* **Exercise requirements**: In full and without deviation, write out the entries that follow.

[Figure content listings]
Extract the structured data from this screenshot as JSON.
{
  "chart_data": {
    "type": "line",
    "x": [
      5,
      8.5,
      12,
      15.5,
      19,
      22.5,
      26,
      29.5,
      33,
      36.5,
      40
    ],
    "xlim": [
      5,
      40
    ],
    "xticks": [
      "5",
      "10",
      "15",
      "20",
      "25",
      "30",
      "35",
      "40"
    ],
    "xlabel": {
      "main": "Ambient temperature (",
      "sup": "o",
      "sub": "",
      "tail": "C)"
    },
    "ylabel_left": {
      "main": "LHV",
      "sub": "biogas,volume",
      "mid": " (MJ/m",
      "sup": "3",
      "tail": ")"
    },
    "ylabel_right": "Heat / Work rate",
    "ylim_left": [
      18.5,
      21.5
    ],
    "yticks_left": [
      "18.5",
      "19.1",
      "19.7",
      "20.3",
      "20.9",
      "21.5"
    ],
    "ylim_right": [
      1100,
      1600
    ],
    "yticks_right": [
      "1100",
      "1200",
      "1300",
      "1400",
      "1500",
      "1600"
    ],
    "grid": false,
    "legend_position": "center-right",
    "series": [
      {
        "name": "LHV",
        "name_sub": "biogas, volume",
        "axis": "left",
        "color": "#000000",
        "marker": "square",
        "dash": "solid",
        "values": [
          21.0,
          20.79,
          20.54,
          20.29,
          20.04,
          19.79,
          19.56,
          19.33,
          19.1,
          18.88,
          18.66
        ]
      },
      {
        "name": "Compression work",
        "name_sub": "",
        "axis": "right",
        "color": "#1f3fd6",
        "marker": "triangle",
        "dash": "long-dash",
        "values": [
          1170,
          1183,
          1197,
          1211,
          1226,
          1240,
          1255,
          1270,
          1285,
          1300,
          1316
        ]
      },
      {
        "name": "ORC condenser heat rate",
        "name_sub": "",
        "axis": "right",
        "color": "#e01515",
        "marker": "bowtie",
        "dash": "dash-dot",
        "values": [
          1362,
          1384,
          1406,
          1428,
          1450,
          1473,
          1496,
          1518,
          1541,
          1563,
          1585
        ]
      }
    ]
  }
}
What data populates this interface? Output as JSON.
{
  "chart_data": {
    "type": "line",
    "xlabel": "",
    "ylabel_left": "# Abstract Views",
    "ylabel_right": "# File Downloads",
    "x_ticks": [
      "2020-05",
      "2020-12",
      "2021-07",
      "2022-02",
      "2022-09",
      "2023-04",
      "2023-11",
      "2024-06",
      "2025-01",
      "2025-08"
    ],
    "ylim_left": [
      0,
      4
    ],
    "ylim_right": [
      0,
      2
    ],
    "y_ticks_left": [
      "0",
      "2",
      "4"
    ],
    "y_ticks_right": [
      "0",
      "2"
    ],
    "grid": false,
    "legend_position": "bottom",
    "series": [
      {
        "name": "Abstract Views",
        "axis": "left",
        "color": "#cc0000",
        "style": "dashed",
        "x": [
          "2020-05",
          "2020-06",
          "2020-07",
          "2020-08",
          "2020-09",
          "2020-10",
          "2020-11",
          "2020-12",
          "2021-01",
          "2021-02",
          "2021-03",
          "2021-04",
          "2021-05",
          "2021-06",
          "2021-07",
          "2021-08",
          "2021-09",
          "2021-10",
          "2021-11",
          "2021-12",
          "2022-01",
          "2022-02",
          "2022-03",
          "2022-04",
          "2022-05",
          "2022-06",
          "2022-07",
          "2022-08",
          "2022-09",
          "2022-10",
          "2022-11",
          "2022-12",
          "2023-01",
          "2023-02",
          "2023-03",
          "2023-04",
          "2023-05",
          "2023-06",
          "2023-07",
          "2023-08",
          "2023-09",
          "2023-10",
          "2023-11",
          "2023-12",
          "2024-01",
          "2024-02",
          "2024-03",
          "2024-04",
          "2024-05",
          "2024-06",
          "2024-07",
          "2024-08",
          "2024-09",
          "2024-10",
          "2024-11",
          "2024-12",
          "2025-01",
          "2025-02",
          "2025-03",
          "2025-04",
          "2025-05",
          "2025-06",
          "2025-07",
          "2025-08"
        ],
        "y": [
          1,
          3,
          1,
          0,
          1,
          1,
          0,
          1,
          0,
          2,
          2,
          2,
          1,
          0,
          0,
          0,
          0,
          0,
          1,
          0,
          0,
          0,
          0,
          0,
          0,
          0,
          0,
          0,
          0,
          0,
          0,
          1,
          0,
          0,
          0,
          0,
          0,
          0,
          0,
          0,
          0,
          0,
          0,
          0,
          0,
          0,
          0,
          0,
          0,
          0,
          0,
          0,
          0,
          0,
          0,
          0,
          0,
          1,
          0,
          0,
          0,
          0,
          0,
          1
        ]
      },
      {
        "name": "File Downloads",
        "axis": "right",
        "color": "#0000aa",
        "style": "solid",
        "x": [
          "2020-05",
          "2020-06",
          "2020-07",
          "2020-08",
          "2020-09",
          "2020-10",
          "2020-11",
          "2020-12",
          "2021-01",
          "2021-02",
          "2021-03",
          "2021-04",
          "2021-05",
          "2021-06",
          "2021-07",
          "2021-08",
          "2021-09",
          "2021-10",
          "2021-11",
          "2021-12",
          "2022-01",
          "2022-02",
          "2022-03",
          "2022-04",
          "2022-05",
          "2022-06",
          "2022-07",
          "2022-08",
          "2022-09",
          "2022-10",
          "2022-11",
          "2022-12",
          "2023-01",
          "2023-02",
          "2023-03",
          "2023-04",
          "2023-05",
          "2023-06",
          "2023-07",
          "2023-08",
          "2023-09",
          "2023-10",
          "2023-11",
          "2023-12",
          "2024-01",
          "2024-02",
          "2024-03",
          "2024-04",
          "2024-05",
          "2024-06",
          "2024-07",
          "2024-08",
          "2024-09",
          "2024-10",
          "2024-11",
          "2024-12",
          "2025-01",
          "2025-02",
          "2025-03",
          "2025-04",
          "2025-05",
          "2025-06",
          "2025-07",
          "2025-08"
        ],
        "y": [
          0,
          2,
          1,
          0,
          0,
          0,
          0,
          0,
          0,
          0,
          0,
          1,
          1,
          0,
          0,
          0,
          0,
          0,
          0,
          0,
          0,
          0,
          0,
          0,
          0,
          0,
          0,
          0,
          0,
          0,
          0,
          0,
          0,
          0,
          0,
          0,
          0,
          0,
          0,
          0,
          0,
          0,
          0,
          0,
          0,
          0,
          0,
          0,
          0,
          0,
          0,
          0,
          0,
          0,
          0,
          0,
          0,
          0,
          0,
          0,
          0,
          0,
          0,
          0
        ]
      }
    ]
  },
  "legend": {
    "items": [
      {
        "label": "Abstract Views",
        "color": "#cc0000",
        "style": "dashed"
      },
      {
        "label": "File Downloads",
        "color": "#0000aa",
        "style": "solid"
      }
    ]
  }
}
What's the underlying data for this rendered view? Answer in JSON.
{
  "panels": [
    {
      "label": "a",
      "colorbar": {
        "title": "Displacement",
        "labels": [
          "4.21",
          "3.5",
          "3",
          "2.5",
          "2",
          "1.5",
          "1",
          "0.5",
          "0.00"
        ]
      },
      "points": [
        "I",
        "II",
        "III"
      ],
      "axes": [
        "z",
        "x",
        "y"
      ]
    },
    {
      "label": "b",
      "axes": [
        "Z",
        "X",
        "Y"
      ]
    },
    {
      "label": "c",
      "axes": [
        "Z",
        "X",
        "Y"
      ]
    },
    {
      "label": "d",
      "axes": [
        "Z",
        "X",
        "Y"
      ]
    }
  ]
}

* **Problem solution**:
Extract the structured data from this screenshot as JSON.
{
  "chart_data": {
    "type": "line",
    "x": [
      5,
      8.5,
      12,
      15.5,
      19,
      22.5,
      26,
      29.5,
      33,
      36.5,
      40
    ],
    "xlim": [
      5,
      40
    ],
    "xticks": [
      "5",
      "10",
      "15",
      "20",
      "25",
      "30",
      "35",
      "40"
    ],
    "xlabel": {
      "main": "Ambient temperature (",
      "sup": "o",
      "sub": "",
      "tail": "C)"
    },
    "ylabel_left": {
      "main": "LHV",
      "sub": "biogas,volume",
      "mid": " (MJ/m",
      "sup": "3",
      "tail": ")"
    },
    "ylabel_right": "Heat / Work rate",
    "ylim_left": [
      18.5,
      21.5
    ],
    "yticks_left": [
      "18.5",
      "19.1",
      "19.7",
      "20.3",
      "20.9",
      "21.5"
    ],
    "ylim_right": [
      1100,
      1600
    ],
    "yticks_right": [
      "1100",
      "1200",
      "1300",
      "1400",
      "1500",
      "1600"
    ],
    "grid": false,
    "legend_position": "center-right",
    "series": [
      {
        "name": "LHV",
        "name_sub": "biogas, volume",
        "axis": "left",
        "color": "#000000",
        "marker": "square",
        "dash": "solid",
        "values": [
          21.0,
          20.79,
          20.54,
          20.29,
          20.04,
          19.79,
          19.56,
          19.33,
          19.1,
          18.88,
          18.66
        ]
      },
      {
        "name": "Compression work",
        "name_sub": "",
        "axis": "right",
        "color": "#1f3fd6",
        "marker": "triangle",
        "dash": "long-dash",
        "values": [
          1170,
          1183,
          1197,
          1211,
          1226,
          1240,
          1255,
          1270,
          1285,
          1300,
          1316
        ]
      },
      {
        "name": "ORC condenser heat rate",
        "name_sub": "",
        "axis": "right",
        "color": "#e01515",
        "marker": "bowtie",
        "dash": "dash-dot",
        "values": [
          1362,
          1384,
          1406,
          1428,
          1450,
          1473,
          1496,
          1518,
          1541,
          1563,
          1585
        ]
      }
    ]
  }
}
What data populates this interface? Output as JSON.
{
  "chart_data": {
    "type": "line",
    "xlabel": "",
    "ylabel_left": "# Abstract Views",
    "ylabel_right": "# File Downloads",
    "x_ticks": [
      "2020-05",
      "2020-12",
      "2021-07",
      "2022-02",
      "2022-09",
      "2023-04",
      "2023-11",
      "2024-06",
      "2025-01",
      "2025-08"
    ],
    "ylim_left": [
      0,
      4
    ],
    "ylim_right": [
      0,
      2
    ],
    "y_ticks_left": [
      "0",
      "2",
      "4"
    ],
    "y_ticks_right": [
      "0",
      "2"
    ],
    "grid": false,
    "legend_position": "bottom",
    "series": [
      {
        "name": "Abstract Views",
        "axis": "left",
        "color": "#cc0000",
        "style": "dashed",
        "x": [
          "2020-05",
          "2020-06",
          "2020-07",
          "2020-08",
          "2020-09",
          "2020-10",
          "2020-11",
          "2020-12",
          "2021-01",
          "2021-02",
          "2021-03",
          "2021-04",
          "2021-05",
          "2021-06",
          "2021-07",
          "2021-08",
          "2021-09",
          "2021-10",
          "2021-11",
          "2021-12",
          "2022-01",
          "2022-02",
          "2022-03",
          "2022-04",
          "2022-05",
          "2022-06",
          "2022-07",
          "2022-08",
          "2022-09",
          "2022-10",
          "2022-11",
          "2022-12",
          "2023-01",
          "2023-02",
          "2023-03",
          "2023-04",
          "2023-05",
          "2023-06",
          "2023-07",
          "2023-08",
          "2023-09",
          "2023-10",
          "2023-11",
          "2023-12",
          "2024-01",
          "2024-02",
          "2024-03",
          "2024-04",
          "2024-05",
          "2024-06",
          "2024-07",
          "2024-08",
          "2024-09",
          "2024-10",
          "2024-11",
          "2024-12",
          "2025-01",
          "2025-02",
          "2025-03",
          "2025-04",
          "2025-05",
          "2025-06",
          "2025-07",
          "2025-08"
        ],
        "y": [
          1,
          3,
          1,
          0,
          1,
          1,
          0,
          1,
          0,
          2,
          2,
          2,
          1,
          0,
          0,
          0,
          0,
          0,
          1,
          0,
          0,
          0,
          0,
          0,
          0,
          0,
          0,
          0,
          0,
          0,
          0,
          1,
          0,
          0,
          0,
          0,
          0,
          0,
          0,
          0,
          0,
          0,
          0,
          0,
          0,
          0,
          0,
          0,
          0,
          0,
          0,
          0,
          0,
          0,
          0,
          0,
          0,
          1,
          0,
          0,
          0,
          0,
          0,
          1
        ]
      },
      {
        "name": "File Downloads",
        "axis": "right",
        "color": "#0000aa",
        "style": "solid",
        "x": [
          "2020-05",
          "2020-06",
          "2020-07",
          "2020-08",
          "2020-09",
          "2020-10",
          "2020-11",
          "2020-12",
          "2021-01",
          "2021-02",
          "2021-03",
          "2021-04",
          "2021-05",
          "2021-06",
          "2021-07",
          "2021-08",
          "2021-09",
          "2021-10",
          "2021-11",
          "2021-12",
          "2022-01",
          "2022-02",
          "2022-03",
          "2022-04",
          "2022-05",
          "2022-06",
          "2022-07",
          "2022-08",
          "2022-09",
          "2022-10",
          "2022-11",
          "2022-12",
          "2023-01",
          "2023-02",
          "2023-03",
          "2023-04",
          "2023-05",
          "2023-06",
          "2023-07",
          "2023-08",
          "2023-09",
          "2023-10",
          "2023-11",
          "2023-12",
          "2024-01",
          "2024-02",
          "2024-03",
          "2024-04",
          "2024-05",
          "2024-06",
          "2024-07",
          "2024-08",
          "2024-09",
          "2024-10",
          "2024-11",
          "2024-12",
          "2025-01",
          "2025-02",
          "2025-03",
          "2025-04",
          "2025-05",
          "2025-06",
          "2025-07",
          "2025-08"
        ],
        "y": [
          0,
          2,
          1,
          0,
          0,
          0,
          0,
          0,
          0,
          0,
          0,
          1,
          1,
          0,
          0,
          0,
          0,
          0,
          0,
          0,
          0,
          0,
          0,
          0,
          0,
          0,
          0,
          0,
          0,
          0,
          0,
          0,
          0,
          0,
          0,
          0,
          0,
          0,
          0,
          0,
          0,
          0,
          0,
          0,
          0,
          0,
          0,
          0,
          0,
          0,
          0,
          0,
          0,
          0,
          0,
          0,
          0,
          0,
          0,
          0,
          0,
          0,
          0,
          0
        ]
      }
    ]
  },
  "legend": {
    "items": [
      {
        "label": "Abstract Views",
        "color": "#cc0000",
        "style": "dashed"
      },
      {
        "label": "File Downloads",
        "color": "#0000aa",
        "style": "solid"
      }
    ]
  }
}
What's the underlying data for this rendered view? Answer in JSON.
{
  "panels": [
    {
      "label": "a",
      "colorbar": {
        "title": "Displacement",
        "labels": [
          "4.21",
          "3.5",
          "3",
          "2.5",
          "2",
          "1.5",
          "1",
          "0.5",
          "0.00"
        ]
      },
      "points": [
        "I",
        "II",
        "III"
      ],
      "axes": [
        "z",
        "x",
        "y"
      ]
    },
    {
      "label": "b",
      "axes": [
        "Z",
        "X",
        "Y"
      ]
    },
    {
      "label": "c",
      "axes": [
        "Z",
        "X",
        "Y"
      ]
    },
    {
      "label": "d",
      "axes": [
        "Z",
        "X",
        "Y"
      ]
    }
  ]
}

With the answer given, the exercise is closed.